▶ Exercise passage
====

In between the old Sloan’s and Clipsham’s Hardware have changed ownership several times since Knapp’s opened and has remained a constant customer base.

Next doors the old Vincent’s store burned down, as did two businesses directly across the street. All three lots sit empty today.

“Of course, yeah it’s not the same,” said Greg. “That ship has sailed.”

And there’s haven’t been any tire kickers over the years offering to buy them out.

“Lots of people just want me to stay forever,” said Greg outside on the street while waving and chatting with passers-by.

“But you can’t go on forever. Everybody’s got to retire some time. Better than pass away. I’m looking forward to retiring on my own terms.”

Both owners are in good health, but increasingly helping her parents and brother and sister, the Thains, who used to live above the store.

“We’re just a bit overwhelmed. I’m not afraid to say it’s a bit of a challenge driving to appointments in the Barrie and Toronto.

“And things are changing. Technology is changing and the business is getting more demanding.”

And even when they’ve had customers in Minnett, Rosseau and Port Carling, “it’s a long way to go, to be honest with you,” says Greg. “With appliances you’ve got a finite amount of travel time and that makes it hard with not enough money to drive over hill and dale on every sale.”

He said while they’ve had lots of great employees for years, during the pandemic they had to slim down.

“And some of my best employees have retired. Some of them we just didn’t replace.

“We’re taking on more work ourselves. It’s not easy to get good staff who want to learn the business.”

A dozen years ago Greg had a burst aneurysm he now has under control and “about died.”

At 15 he also had a tumour on his spinal chord that left him paralysed and for many years following gave him an erect posture that had him looking left and right by only turning his shoulders.

“Otherwise I’m in pretty good shape.”

But now he’s more of a driver with the delivery guys than a labourer hauling furniture.

“I’ve lifted too many.”

Greg Knapp says he won’t be bringing back his once popular teenage record business. “The ship has sailed.”

Greg said he always felt lucky to be able to live and work and make a living where he grew up.

Their son Jeff, too, is a “successful” real estate agent in town and his wife is a teacher.

“He helps us and we’re so lucky they live in town.”

====

▶ What to work on
Write the next part of the article about Greg Knapp and Knapp's store, starting after its last line.

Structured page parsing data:
====

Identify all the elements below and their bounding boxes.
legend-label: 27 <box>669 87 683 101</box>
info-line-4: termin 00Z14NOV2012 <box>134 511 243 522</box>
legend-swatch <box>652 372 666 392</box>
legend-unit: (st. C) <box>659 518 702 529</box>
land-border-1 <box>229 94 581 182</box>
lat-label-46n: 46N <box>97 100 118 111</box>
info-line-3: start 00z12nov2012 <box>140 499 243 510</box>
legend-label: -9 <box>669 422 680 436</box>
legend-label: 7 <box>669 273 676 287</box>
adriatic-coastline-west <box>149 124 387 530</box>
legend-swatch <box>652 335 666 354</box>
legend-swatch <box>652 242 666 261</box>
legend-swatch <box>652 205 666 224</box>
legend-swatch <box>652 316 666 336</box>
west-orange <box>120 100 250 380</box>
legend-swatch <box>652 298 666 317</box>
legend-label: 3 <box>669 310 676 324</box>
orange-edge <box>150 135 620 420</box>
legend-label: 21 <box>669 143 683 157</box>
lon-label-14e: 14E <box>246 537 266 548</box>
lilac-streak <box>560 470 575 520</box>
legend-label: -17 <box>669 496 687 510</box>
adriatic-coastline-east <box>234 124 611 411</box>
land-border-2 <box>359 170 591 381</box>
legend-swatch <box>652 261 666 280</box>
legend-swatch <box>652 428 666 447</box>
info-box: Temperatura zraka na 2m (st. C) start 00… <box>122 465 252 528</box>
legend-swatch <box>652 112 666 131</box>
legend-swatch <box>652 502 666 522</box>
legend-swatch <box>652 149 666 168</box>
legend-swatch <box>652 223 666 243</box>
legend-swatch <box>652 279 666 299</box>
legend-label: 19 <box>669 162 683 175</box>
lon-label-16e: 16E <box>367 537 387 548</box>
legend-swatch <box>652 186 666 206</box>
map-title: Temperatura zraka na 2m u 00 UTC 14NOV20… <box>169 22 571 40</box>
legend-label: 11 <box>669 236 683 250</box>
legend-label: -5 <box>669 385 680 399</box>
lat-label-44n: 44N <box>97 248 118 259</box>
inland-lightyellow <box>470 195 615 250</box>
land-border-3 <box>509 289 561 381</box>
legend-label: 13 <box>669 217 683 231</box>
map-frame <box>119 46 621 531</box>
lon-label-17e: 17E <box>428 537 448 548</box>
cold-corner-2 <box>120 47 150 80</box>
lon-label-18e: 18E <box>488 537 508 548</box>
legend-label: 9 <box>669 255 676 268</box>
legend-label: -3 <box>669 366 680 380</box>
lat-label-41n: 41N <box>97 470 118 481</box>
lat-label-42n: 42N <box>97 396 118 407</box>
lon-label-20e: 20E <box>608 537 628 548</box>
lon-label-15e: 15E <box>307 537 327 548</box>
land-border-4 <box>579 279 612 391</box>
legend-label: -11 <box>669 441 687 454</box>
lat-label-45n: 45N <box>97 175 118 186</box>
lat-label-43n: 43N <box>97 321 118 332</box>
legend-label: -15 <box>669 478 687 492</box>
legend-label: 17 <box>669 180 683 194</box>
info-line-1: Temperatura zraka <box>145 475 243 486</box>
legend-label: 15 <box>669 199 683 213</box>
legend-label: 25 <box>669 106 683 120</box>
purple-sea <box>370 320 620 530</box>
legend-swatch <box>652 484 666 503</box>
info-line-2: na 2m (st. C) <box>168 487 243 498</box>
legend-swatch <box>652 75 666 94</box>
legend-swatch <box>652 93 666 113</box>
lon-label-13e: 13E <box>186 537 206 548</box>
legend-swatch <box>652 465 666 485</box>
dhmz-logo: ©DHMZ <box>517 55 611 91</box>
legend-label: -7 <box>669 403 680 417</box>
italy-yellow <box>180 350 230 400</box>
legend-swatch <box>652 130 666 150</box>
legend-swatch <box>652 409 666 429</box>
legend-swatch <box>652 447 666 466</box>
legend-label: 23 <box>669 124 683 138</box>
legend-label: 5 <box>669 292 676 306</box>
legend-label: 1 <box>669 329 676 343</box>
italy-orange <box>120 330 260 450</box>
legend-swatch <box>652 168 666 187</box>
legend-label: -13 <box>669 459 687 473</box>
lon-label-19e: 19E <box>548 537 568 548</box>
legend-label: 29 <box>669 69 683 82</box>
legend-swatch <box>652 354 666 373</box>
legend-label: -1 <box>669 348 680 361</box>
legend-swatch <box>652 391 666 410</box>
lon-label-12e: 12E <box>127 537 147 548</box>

====

▶ Exercise output
They’ve got their own lives now and can’t take over the business.

The same with Knapp’s siblings and their families, older brother Ed, older sister Valerie and younger sister Vivian. “They all live in Montreal or Toronto.”

So Greg stopped “ordering everything” from Whirlpool before this week’s tariffs hit — “the elephant in the room” — will jack up prices.

“I think we placed our last order 11 days ago.”

That’s because “quite a few people want to get it from us” before the store goes out of business “and they’ve bought here before.

“It’s all got to go. Appliances go every day. Yesterday, I think I sold four of these,” he said standing between a white washing machine and red fridge. “And these people in the store now are buying five.”

As for selling the business as a going-concern, he said “never say never.

“But “the business is not formally listed for sale.

“There are various options, but nobody’s made … they can’t make me an offer because it hasn’t gone on the market. Once it goes public, then we’ll see.”

He said “young people can’t really take if over because it requires so much capital. And your competitor is people (chains) that are trade on the Toronto Stock Exchange.

“It’s tough competition.”

Knapp’s own all the stock and doesn’t operate on a consignment basis.

“We own everything. That’s different from our competition.”

So for now Greg and Colleen are working even harder to liquidate their entire inventory in the coming days and weeks.

As well as taking care of the furniture and appliance business, family business and dreaming of maybe a Muskoka long weekend stay-cation following the Segwun and Wenonah II where the ships take them into that west Muskoka sunset.

Possibly through The Narrows where they can maybe sit down at a table and have that whisky on a day and time that’s past the yard arm.